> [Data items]
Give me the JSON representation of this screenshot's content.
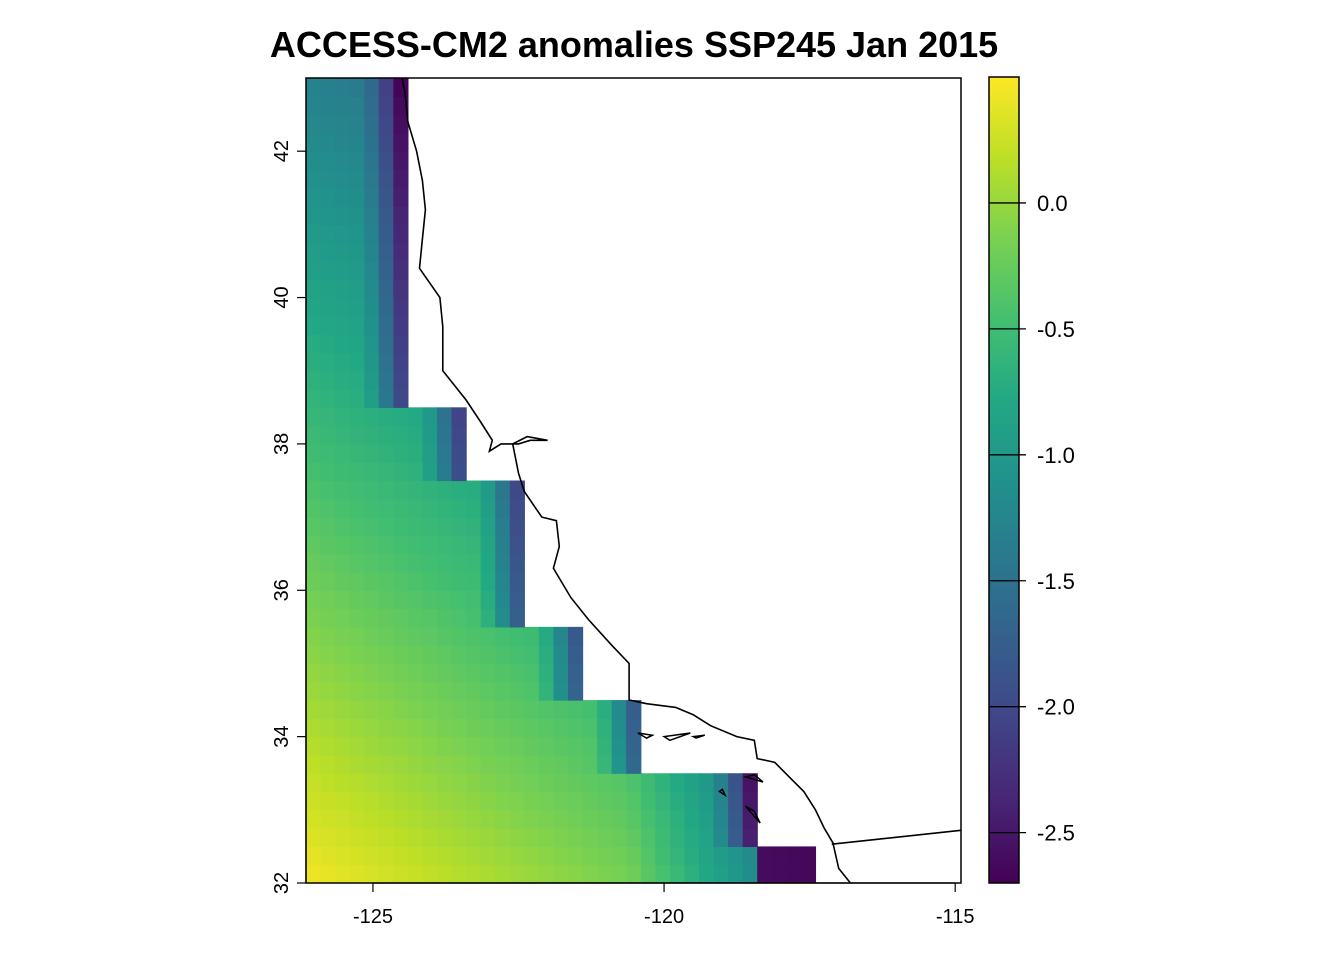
{
  "chart_data": {
    "type": "heatmap",
    "title": "ACCESS-CM2 anomalies SSP245 Jan 2015",
    "xlabel": "",
    "ylabel": "",
    "x_ticks": [
      -125,
      -120,
      -115
    ],
    "y_ticks": [
      32,
      34,
      36,
      38,
      40,
      42
    ],
    "x_tick_labels": [
      "-125",
      "-120",
      "-115"
    ],
    "y_tick_labels": [
      "32",
      "34",
      "36",
      "38",
      "40",
      "42"
    ],
    "xlim": [
      -126.15,
      -114.9
    ],
    "ylim": [
      32,
      43.0
    ],
    "cell_size_deg": 0.25,
    "colorscale": "viridis",
    "colorbar": {
      "range": [
        -2.7,
        0.5
      ],
      "ticks": [
        0.0,
        -0.5,
        -1.0,
        -1.5,
        -2.0,
        -2.5
      ],
      "tick_labels": [
        "0.0",
        "-0.5",
        "-1.0",
        "-1.5",
        "-2.0",
        "-2.5"
      ]
    },
    "ocean_extent": [
      {
        "lat_range": [
          38.5,
          43.0
        ],
        "lon_max": -124.4
      },
      {
        "lat_range": [
          37.5,
          38.5
        ],
        "lon_max": -123.4
      },
      {
        "lat_range": [
          35.5,
          37.5
        ],
        "lon_max": -122.4
      },
      {
        "lat_range": [
          34.5,
          35.5
        ],
        "lon_max": -121.4
      },
      {
        "lat_range": [
          33.5,
          34.5
        ],
        "lon_max": -120.4
      },
      {
        "lat_range": [
          32.5,
          33.5
        ],
        "lon_max": -118.4
      },
      {
        "lat_range": [
          32.0,
          32.5
        ],
        "lon_max": -117.4
      }
    ],
    "value_model": {
      "west_value_south": 0.45,
      "west_value_north": -1.3,
      "coastal_drop": -1.5,
      "coastal_band_deg": 0.8,
      "far_southeast_value": -2.6
    },
    "coastline": [
      [
        -124.5,
        43.0
      ],
      [
        -124.45,
        42.8
      ],
      [
        -124.4,
        42.4
      ],
      [
        -124.25,
        42.0
      ],
      [
        -124.15,
        41.6
      ],
      [
        -124.1,
        41.2
      ],
      [
        -124.15,
        40.8
      ],
      [
        -124.2,
        40.4
      ],
      [
        -123.85,
        40.0
      ],
      [
        -123.8,
        39.6
      ],
      [
        -123.8,
        39.0
      ],
      [
        -123.4,
        38.6
      ],
      [
        -123.15,
        38.3
      ],
      [
        -122.95,
        38.05
      ],
      [
        -123.0,
        37.9
      ],
      [
        -122.8,
        38.0
      ],
      [
        -122.5,
        38.0
      ],
      [
        -122.3,
        38.05
      ],
      [
        -122.0,
        38.05
      ],
      [
        -122.35,
        38.1
      ],
      [
        -122.6,
        38.0
      ],
      [
        -122.55,
        37.8
      ],
      [
        -122.5,
        37.6
      ],
      [
        -122.4,
        37.35
      ],
      [
        -122.1,
        37.0
      ],
      [
        -121.85,
        36.95
      ],
      [
        -121.8,
        36.6
      ],
      [
        -121.9,
        36.3
      ],
      [
        -121.6,
        35.9
      ],
      [
        -121.3,
        35.6
      ],
      [
        -120.9,
        35.25
      ],
      [
        -120.6,
        35.0
      ],
      [
        -120.6,
        34.5
      ],
      [
        -120.3,
        34.45
      ],
      [
        -119.8,
        34.4
      ],
      [
        -119.5,
        34.3
      ],
      [
        -119.2,
        34.15
      ],
      [
        -118.75,
        34.0
      ],
      [
        -118.45,
        33.95
      ],
      [
        -118.4,
        33.7
      ],
      [
        -118.1,
        33.65
      ],
      [
        -117.85,
        33.45
      ],
      [
        -117.6,
        33.25
      ],
      [
        -117.4,
        33.0
      ],
      [
        -117.25,
        32.75
      ],
      [
        -117.1,
        32.55
      ],
      [
        -117.0,
        32.2
      ],
      [
        -116.8,
        32.0
      ]
    ],
    "border": [
      [
        -117.12,
        32.53
      ],
      [
        -114.9,
        32.72
      ]
    ],
    "islands": [
      [
        [
          -120.45,
          34.05
        ],
        [
          -120.2,
          34.02
        ],
        [
          -120.3,
          33.98
        ]
      ],
      [
        [
          -120.0,
          34.0
        ],
        [
          -119.55,
          34.05
        ],
        [
          -119.9,
          33.95
        ]
      ],
      [
        [
          -119.5,
          34.0
        ],
        [
          -119.3,
          34.02
        ],
        [
          -119.45,
          33.98
        ]
      ],
      [
        [
          -118.6,
          33.45
        ],
        [
          -118.3,
          33.38
        ],
        [
          -118.45,
          33.48
        ]
      ],
      [
        [
          -119.05,
          33.25
        ],
        [
          -118.95,
          33.2
        ],
        [
          -119.0,
          33.28
        ]
      ],
      [
        [
          -118.6,
          33.05
        ],
        [
          -118.35,
          32.82
        ],
        [
          -118.45,
          32.98
        ]
      ]
    ]
  }
}
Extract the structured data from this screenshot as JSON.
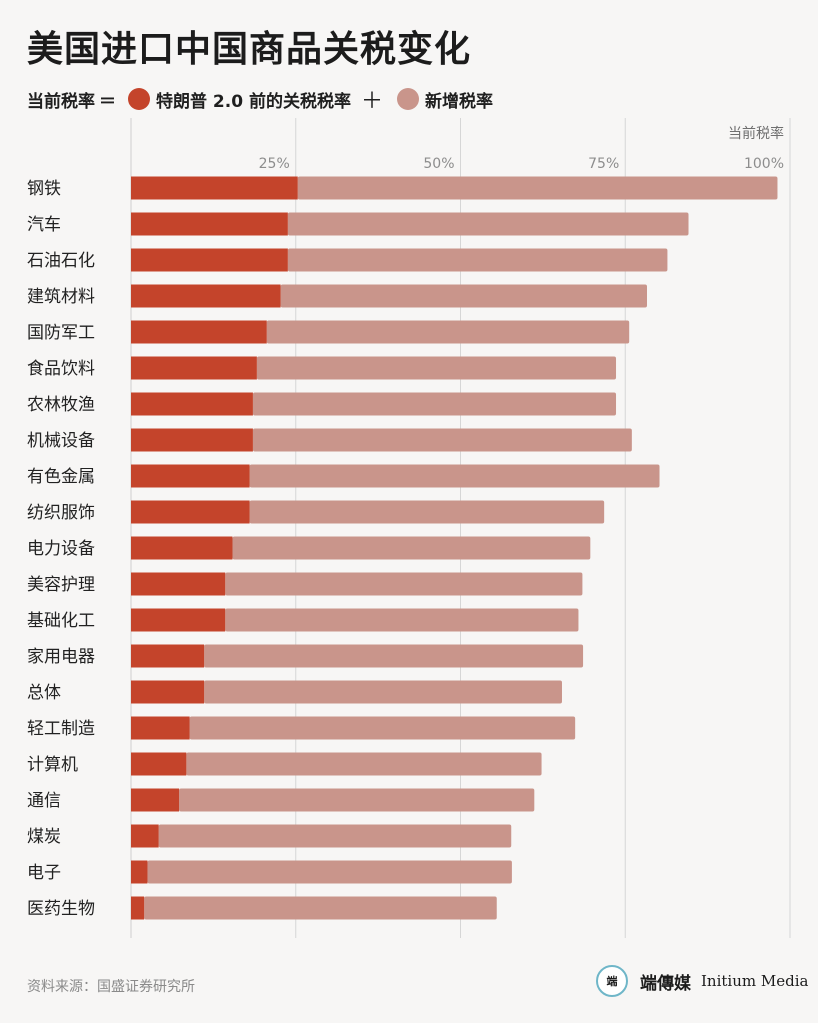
{
  "title": "美国进口中国商品关税变化",
  "legend": {
    "prefix": "当前税率",
    "equals": "＝",
    "plus": "＋",
    "items": [
      {
        "label": "特朗普 2.0 前的关税税率",
        "color": "#c4442b"
      },
      {
        "label": "新增税率",
        "color": "#c9958b"
      }
    ]
  },
  "chart_data": {
    "type": "bar",
    "orientation": "horizontal",
    "stacked": true,
    "axis_title": "当前税率",
    "xlim": [
      0,
      100
    ],
    "ticks": [
      {
        "value": 25,
        "label": "25%"
      },
      {
        "value": 50,
        "label": "50%"
      },
      {
        "value": 75,
        "label": "75%"
      },
      {
        "value": 100,
        "label": "100%"
      }
    ],
    "grid": true,
    "categories": [
      "钢铁",
      "汽车",
      "石油石化",
      "建筑材料",
      "国防军工",
      "食品饮料",
      "农林牧渔",
      "机械设备",
      "有色金属",
      "纺织服饰",
      "电力设备",
      "美容护理",
      "基础化工",
      "家用电器",
      "总体",
      "轻工制造",
      "计算机",
      "通信",
      "煤炭",
      "电子",
      "医药生物"
    ],
    "series": [
      {
        "name": "特朗普 2.0 前的关税税率",
        "color": "#c4442b",
        "values": [
          25.3,
          23.8,
          23.8,
          22.7,
          20.6,
          19.1,
          18.5,
          18.5,
          18.0,
          18.0,
          15.4,
          14.3,
          14.3,
          11.1,
          11.1,
          8.9,
          8.4,
          7.3,
          4.2,
          2.5,
          2.0
        ]
      },
      {
        "name": "新增税率",
        "color": "#c9958b",
        "values": [
          72.8,
          60.8,
          57.6,
          55.6,
          55.0,
          54.5,
          55.1,
          57.5,
          62.2,
          53.8,
          54.3,
          54.2,
          53.6,
          57.5,
          54.3,
          58.5,
          53.9,
          53.9,
          53.5,
          55.3,
          53.5
        ]
      }
    ]
  },
  "footer": {
    "source": "资料来源：国盛证券研究所",
    "logo_text": "端",
    "brand_cn": "端傳媒",
    "brand_en": "Initium Media"
  }
}
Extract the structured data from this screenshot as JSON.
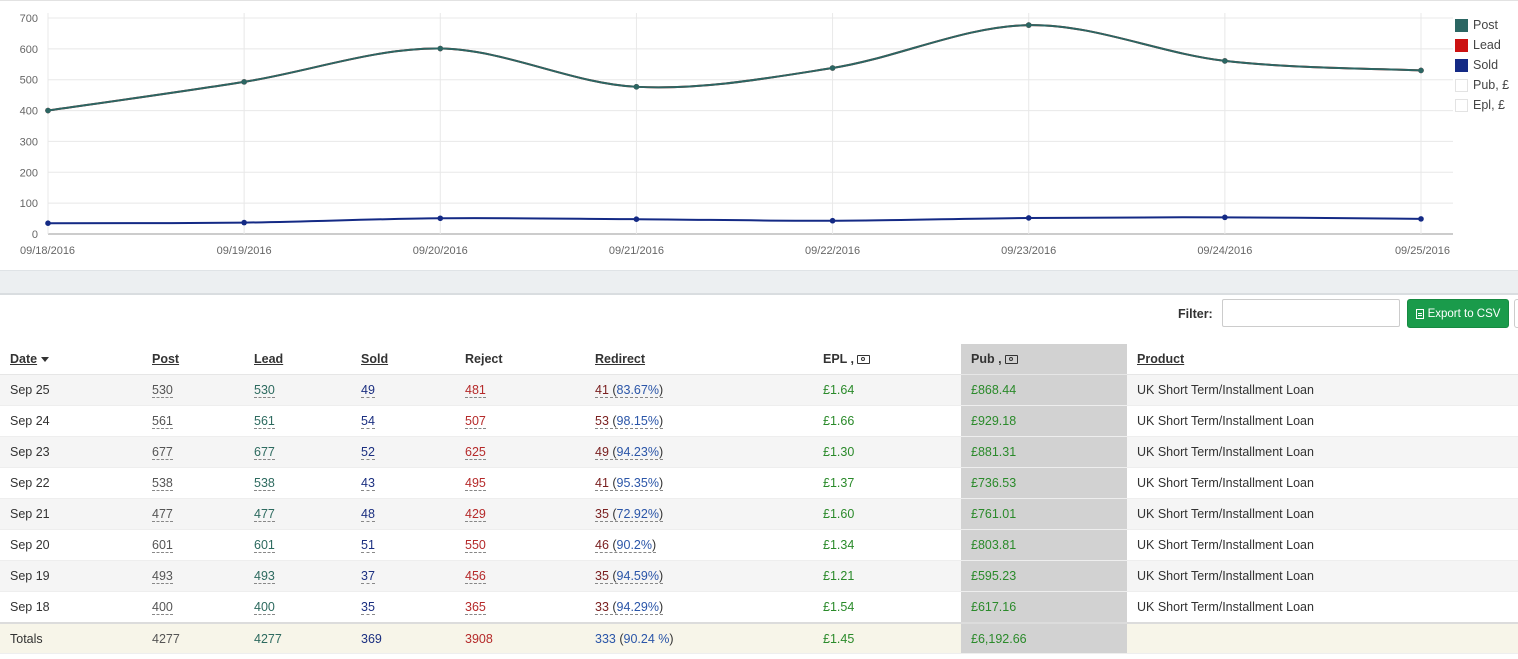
{
  "chart_data": {
    "type": "line",
    "x": [
      "09/18/2016",
      "09/19/2016",
      "09/20/2016",
      "09/21/2016",
      "09/22/2016",
      "09/23/2016",
      "09/24/2016",
      "09/25/2016"
    ],
    "series": [
      {
        "name": "Post",
        "color": "#2b6663",
        "values": [
          400,
          493,
          601,
          477,
          538,
          677,
          561,
          530
        ]
      },
      {
        "name": "Lead",
        "color": "#cc1111",
        "values": [
          400,
          493,
          601,
          477,
          538,
          677,
          561,
          530
        ]
      },
      {
        "name": "Sold",
        "color": "#142a85",
        "values": [
          35,
          37,
          51,
          48,
          43,
          52,
          54,
          49
        ]
      }
    ],
    "legend": [
      {
        "name": "Post",
        "color": "#2b6663"
      },
      {
        "name": "Lead",
        "color": "#cc1111"
      },
      {
        "name": "Sold",
        "color": "#142a85"
      },
      {
        "name": "Pub, £",
        "color": "#ffffff"
      },
      {
        "name": "Epl, £",
        "color": "#ffffff"
      }
    ],
    "yticks": [
      0,
      100,
      200,
      300,
      400,
      500,
      600,
      700
    ],
    "ylim": [
      0,
      700
    ],
    "grid": true,
    "legend_placement": "right"
  },
  "filter": {
    "label": "Filter:",
    "value": "",
    "placeholder": ""
  },
  "export_label": "Export to CSV",
  "table": {
    "headers": {
      "date": "Date",
      "post": "Post",
      "lead": "Lead",
      "sold": "Sold",
      "reject": "Reject",
      "redirect": "Redirect",
      "epl": "EPL ,",
      "pub": "Pub ,",
      "product": "Product"
    },
    "rows": [
      {
        "date": "Sep 25",
        "post": "530",
        "lead": "530",
        "sold": "49",
        "reject": "481",
        "redirect": "41",
        "redirect_pct": "83.67%",
        "epl": "£1.64",
        "pub": "£868.44",
        "product": "UK Short Term/Installment Loan"
      },
      {
        "date": "Sep 24",
        "post": "561",
        "lead": "561",
        "sold": "54",
        "reject": "507",
        "redirect": "53",
        "redirect_pct": "98.15%",
        "epl": "£1.66",
        "pub": "£929.18",
        "product": "UK Short Term/Installment Loan"
      },
      {
        "date": "Sep 23",
        "post": "677",
        "lead": "677",
        "sold": "52",
        "reject": "625",
        "redirect": "49",
        "redirect_pct": "94.23%",
        "epl": "£1.30",
        "pub": "£881.31",
        "product": "UK Short Term/Installment Loan"
      },
      {
        "date": "Sep 22",
        "post": "538",
        "lead": "538",
        "sold": "43",
        "reject": "495",
        "redirect": "41",
        "redirect_pct": "95.35%",
        "epl": "£1.37",
        "pub": "£736.53",
        "product": "UK Short Term/Installment Loan"
      },
      {
        "date": "Sep 21",
        "post": "477",
        "lead": "477",
        "sold": "48",
        "reject": "429",
        "redirect": "35",
        "redirect_pct": "72.92%",
        "epl": "£1.60",
        "pub": "£761.01",
        "product": "UK Short Term/Installment Loan"
      },
      {
        "date": "Sep 20",
        "post": "601",
        "lead": "601",
        "sold": "51",
        "reject": "550",
        "redirect": "46",
        "redirect_pct": "90.2%",
        "epl": "£1.34",
        "pub": "£803.81",
        "product": "UK Short Term/Installment Loan"
      },
      {
        "date": "Sep 19",
        "post": "493",
        "lead": "493",
        "sold": "37",
        "reject": "456",
        "redirect": "35",
        "redirect_pct": "94.59%",
        "epl": "£1.21",
        "pub": "£595.23",
        "product": "UK Short Term/Installment Loan"
      },
      {
        "date": "Sep 18",
        "post": "400",
        "lead": "400",
        "sold": "35",
        "reject": "365",
        "redirect": "33",
        "redirect_pct": "94.29%",
        "epl": "£1.54",
        "pub": "£617.16",
        "product": "UK Short Term/Installment Loan"
      }
    ],
    "totals": {
      "label": "Totals",
      "post": "4277",
      "lead": "4277",
      "sold": "369",
      "reject": "3908",
      "redirect": "333",
      "redirect_pct": "90.24 %",
      "epl": "£1.45",
      "pub": "£6,192.66"
    }
  }
}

> [Goal] Extract all lines containing the word "reject".

> [Output of the task]
      "reject": "Reject",
        "reject": "481",
        "reject": "507",
        "reject": "625",
        "reject": "495",
        "reject": "429",
        "reject": "550",
        "reject": "456",
        "reject": "365",
      "reject": "3908",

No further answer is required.